◆ Brief
Print the full listing exactly.

◆ Entries supplied
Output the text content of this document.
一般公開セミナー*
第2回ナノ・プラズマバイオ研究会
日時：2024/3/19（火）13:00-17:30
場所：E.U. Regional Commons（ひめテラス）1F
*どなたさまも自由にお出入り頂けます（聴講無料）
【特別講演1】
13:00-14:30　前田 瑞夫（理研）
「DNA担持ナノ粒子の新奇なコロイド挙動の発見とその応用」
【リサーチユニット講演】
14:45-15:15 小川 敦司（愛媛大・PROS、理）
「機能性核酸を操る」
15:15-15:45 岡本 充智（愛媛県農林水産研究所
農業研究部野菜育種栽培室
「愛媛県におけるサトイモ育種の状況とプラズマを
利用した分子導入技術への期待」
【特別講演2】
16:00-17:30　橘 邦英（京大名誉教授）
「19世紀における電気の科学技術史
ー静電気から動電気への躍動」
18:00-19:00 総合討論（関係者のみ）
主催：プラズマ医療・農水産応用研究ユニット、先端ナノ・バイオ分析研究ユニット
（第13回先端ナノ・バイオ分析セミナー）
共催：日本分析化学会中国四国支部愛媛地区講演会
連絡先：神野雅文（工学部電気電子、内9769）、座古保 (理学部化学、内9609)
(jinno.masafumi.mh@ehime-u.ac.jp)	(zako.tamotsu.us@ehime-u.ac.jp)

◆ Task solution
Output the text content of this document.
一般公開セミナー*
第2回ナノ・プラズマバイオ研究会
日時：2024/3/19（火）13:00-17:30
場所：E.U. Regional Commons（ひめテラス）1F
*どなたさまも自由にお出入り頂けます（聴講無料）
【特別講演1】
13:00-14:30　前田 瑞夫（理研）
「DNA担持ナノ粒子の新奇なコロイド挙動の発見とその応用」
【リサーチユニット講演】
14:45-15:15 小川 敦司（愛媛大・PROS、理）
「機能性核酸を操る」
15:15-15:45 岡本 充智（愛媛県農林水産研究所
農業研究部野菜育種栽培室
「愛媛県におけるサトイモ育種の状況とプラズマを
利用した分子導入技術への期待」
【特別講演2】
16:00-17:30　橘 邦英（京大名誉教授）
「19世紀における電気の科学技術史
ー静電気から動電気への躍動」
18:00-19:00 総合討論（関係者のみ）
主催：プラズマ医療・農水産応用研究ユニット、先端ナノ・バイオ分析研究ユニット
（第13回先端ナノ・バイオ分析セミナー）
共催：日本分析化学会中国四国支部愛媛地区講演会
連絡先：神野雅文（工学部電気電子、内9769）、座古保 (理学部化学、内9609)
(jinno.masafumi.mh@ehime-u.ac.jp)	(zako.tamotsu.us@ehime-u.ac.jp)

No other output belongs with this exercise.